Copy each line containing the word "this" from the records that follow, please.

-- Start of RECORDS SUPPLIED --

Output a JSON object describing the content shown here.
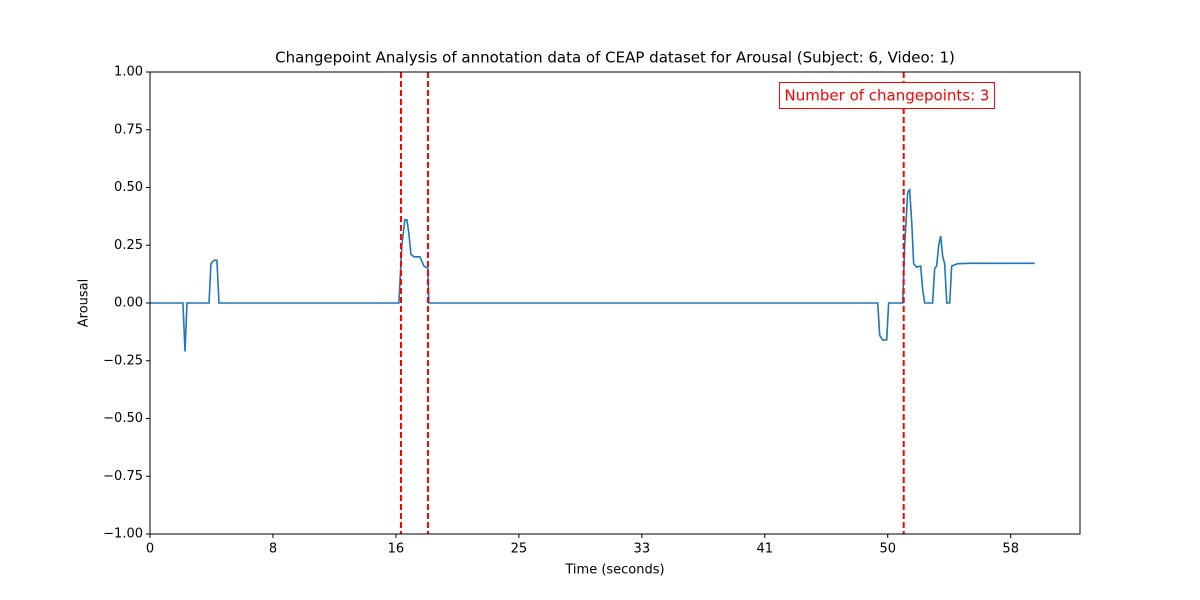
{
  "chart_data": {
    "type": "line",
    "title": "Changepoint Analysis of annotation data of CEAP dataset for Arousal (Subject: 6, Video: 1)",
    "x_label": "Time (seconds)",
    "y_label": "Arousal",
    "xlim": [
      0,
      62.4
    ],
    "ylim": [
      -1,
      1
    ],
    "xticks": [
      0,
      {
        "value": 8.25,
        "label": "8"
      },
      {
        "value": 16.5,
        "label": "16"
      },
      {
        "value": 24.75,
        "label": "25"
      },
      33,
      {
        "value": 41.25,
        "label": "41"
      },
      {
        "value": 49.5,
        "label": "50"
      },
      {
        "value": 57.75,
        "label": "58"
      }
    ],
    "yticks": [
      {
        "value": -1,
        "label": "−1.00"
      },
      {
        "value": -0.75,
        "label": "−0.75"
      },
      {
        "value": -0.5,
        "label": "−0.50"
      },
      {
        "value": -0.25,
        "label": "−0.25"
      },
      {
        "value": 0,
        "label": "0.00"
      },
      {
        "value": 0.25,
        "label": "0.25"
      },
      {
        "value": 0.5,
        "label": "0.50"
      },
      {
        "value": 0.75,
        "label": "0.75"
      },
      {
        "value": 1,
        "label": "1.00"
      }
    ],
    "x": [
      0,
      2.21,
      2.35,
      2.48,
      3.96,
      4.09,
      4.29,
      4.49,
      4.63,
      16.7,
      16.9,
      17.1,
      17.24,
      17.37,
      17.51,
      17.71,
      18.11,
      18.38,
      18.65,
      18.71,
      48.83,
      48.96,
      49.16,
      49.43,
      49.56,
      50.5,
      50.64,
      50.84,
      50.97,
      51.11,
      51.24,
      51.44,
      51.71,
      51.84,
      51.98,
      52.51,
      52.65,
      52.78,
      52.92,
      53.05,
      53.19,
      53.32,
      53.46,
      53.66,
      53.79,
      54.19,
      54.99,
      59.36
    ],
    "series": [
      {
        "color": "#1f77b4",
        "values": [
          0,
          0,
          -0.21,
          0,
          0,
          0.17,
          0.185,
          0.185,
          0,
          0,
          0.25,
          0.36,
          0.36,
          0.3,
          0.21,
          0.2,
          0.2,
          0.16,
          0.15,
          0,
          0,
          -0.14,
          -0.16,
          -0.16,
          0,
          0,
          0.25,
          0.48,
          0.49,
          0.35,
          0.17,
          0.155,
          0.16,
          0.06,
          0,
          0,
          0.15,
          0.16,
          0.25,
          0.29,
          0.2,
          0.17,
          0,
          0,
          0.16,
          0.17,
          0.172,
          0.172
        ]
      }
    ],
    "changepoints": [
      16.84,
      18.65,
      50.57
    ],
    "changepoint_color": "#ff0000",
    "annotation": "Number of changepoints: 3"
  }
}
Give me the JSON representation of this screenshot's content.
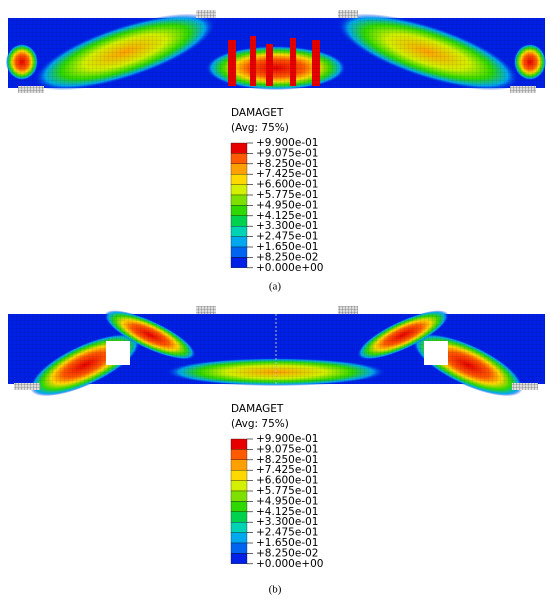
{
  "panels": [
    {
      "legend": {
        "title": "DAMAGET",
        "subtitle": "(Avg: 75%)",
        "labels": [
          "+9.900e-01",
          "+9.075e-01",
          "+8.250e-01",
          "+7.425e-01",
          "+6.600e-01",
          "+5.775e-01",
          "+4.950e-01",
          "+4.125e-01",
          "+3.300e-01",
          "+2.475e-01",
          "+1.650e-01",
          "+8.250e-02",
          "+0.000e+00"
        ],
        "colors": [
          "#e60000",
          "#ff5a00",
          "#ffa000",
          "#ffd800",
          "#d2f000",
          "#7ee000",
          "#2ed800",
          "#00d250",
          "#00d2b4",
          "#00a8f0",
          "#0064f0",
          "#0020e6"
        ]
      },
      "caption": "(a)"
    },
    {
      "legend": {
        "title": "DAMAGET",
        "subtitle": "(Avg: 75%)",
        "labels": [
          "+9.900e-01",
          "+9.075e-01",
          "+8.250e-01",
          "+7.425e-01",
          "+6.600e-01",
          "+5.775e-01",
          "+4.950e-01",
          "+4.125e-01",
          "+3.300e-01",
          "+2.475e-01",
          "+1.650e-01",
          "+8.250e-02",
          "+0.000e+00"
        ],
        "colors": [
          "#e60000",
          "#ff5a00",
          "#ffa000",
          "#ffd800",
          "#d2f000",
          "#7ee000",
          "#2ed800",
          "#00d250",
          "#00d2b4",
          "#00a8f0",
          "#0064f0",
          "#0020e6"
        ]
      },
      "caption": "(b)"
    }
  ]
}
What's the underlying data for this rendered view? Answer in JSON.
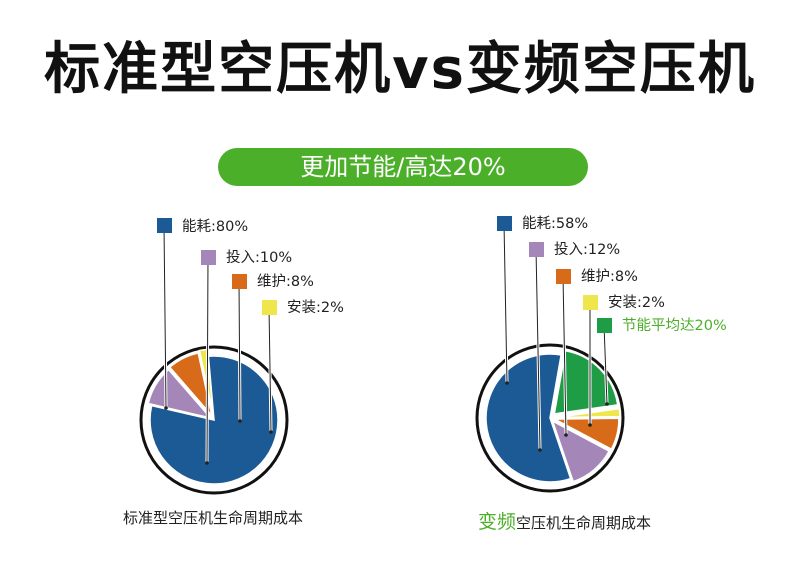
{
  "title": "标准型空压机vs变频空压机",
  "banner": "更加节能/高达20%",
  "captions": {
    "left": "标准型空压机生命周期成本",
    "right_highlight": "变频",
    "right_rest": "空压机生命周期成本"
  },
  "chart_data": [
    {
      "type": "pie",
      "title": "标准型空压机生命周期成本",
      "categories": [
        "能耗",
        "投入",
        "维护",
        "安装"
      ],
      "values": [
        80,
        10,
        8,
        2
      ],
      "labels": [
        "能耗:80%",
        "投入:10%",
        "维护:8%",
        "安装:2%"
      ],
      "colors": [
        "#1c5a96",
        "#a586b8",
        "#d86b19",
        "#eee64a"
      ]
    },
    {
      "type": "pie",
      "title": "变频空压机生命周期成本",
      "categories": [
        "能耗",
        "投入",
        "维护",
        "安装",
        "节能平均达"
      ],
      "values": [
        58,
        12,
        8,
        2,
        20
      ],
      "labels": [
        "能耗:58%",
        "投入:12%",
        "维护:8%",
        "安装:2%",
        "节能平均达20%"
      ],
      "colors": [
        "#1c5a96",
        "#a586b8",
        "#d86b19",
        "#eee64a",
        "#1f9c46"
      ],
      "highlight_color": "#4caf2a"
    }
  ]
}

-- End of RECORDS SUPPLIED --
-- Start of RECORDS SUPPLIED --

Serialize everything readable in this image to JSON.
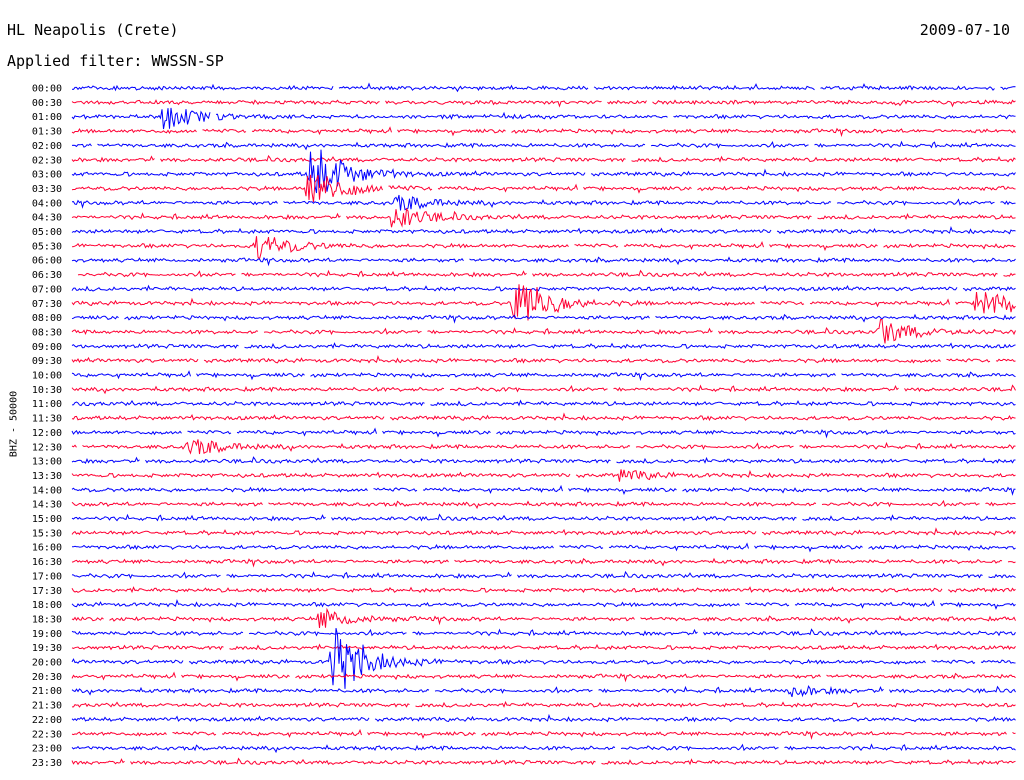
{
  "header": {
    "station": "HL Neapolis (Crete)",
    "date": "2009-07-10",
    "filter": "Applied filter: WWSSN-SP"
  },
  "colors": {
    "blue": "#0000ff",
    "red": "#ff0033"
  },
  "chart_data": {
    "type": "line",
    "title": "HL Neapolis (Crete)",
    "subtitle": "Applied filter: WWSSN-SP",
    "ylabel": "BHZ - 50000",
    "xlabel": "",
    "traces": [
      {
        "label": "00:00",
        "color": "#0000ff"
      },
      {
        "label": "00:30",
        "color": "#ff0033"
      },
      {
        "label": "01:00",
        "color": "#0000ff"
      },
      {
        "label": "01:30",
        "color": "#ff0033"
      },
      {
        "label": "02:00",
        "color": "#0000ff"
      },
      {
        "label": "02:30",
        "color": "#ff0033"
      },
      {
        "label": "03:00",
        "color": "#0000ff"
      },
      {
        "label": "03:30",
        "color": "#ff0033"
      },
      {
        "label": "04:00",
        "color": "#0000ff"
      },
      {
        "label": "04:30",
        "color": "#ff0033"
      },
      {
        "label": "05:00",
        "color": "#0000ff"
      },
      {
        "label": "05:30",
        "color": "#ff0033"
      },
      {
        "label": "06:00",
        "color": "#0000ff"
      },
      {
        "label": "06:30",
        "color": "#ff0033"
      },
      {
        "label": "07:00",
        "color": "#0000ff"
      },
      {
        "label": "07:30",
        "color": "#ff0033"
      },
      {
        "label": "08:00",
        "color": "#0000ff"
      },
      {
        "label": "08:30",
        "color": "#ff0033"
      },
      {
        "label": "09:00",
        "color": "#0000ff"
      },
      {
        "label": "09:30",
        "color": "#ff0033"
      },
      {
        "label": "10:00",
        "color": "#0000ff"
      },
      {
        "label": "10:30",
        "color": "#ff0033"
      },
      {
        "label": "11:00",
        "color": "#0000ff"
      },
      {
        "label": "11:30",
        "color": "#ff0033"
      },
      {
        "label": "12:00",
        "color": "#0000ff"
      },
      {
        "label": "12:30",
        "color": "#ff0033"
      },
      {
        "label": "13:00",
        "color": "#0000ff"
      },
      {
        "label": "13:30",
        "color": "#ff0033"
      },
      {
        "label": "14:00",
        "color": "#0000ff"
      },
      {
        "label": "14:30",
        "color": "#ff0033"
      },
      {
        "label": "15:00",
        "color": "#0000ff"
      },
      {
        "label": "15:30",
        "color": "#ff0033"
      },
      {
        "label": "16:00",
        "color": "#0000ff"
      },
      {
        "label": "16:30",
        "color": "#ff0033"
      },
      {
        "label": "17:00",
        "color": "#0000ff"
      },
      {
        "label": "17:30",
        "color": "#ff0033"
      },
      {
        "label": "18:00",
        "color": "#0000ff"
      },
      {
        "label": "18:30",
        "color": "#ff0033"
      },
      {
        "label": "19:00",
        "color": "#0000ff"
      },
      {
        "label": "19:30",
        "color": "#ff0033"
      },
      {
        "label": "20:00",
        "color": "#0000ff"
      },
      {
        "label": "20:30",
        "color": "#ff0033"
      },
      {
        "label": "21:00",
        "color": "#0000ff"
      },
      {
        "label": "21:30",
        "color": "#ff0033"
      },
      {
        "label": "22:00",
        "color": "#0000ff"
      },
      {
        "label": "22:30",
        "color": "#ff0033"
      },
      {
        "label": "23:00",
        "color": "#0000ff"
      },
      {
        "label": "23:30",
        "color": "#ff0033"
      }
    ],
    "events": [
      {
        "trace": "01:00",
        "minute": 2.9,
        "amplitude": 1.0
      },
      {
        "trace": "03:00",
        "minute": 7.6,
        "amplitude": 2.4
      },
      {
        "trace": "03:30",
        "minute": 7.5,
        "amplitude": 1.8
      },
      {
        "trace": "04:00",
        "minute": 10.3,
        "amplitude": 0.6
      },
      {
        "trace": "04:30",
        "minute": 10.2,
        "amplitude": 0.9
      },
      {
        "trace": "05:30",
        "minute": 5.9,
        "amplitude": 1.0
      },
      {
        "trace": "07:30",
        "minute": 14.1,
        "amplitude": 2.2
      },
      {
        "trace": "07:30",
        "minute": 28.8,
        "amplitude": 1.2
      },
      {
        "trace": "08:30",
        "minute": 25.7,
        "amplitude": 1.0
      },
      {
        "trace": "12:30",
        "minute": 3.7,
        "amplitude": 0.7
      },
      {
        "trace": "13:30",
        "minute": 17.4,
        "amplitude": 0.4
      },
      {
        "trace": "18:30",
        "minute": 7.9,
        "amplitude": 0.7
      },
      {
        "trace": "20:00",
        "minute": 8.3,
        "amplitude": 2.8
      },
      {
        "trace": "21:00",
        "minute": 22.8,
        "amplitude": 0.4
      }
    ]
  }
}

-- End of RECORDS SUPPLIED --

§ **CORRECT OUTPUT**
Give me the JSON representation of this screenshot's content.
What's the underlying data for this rendered view? Answer in JSON.
Serialize everything readable in this image to JSON.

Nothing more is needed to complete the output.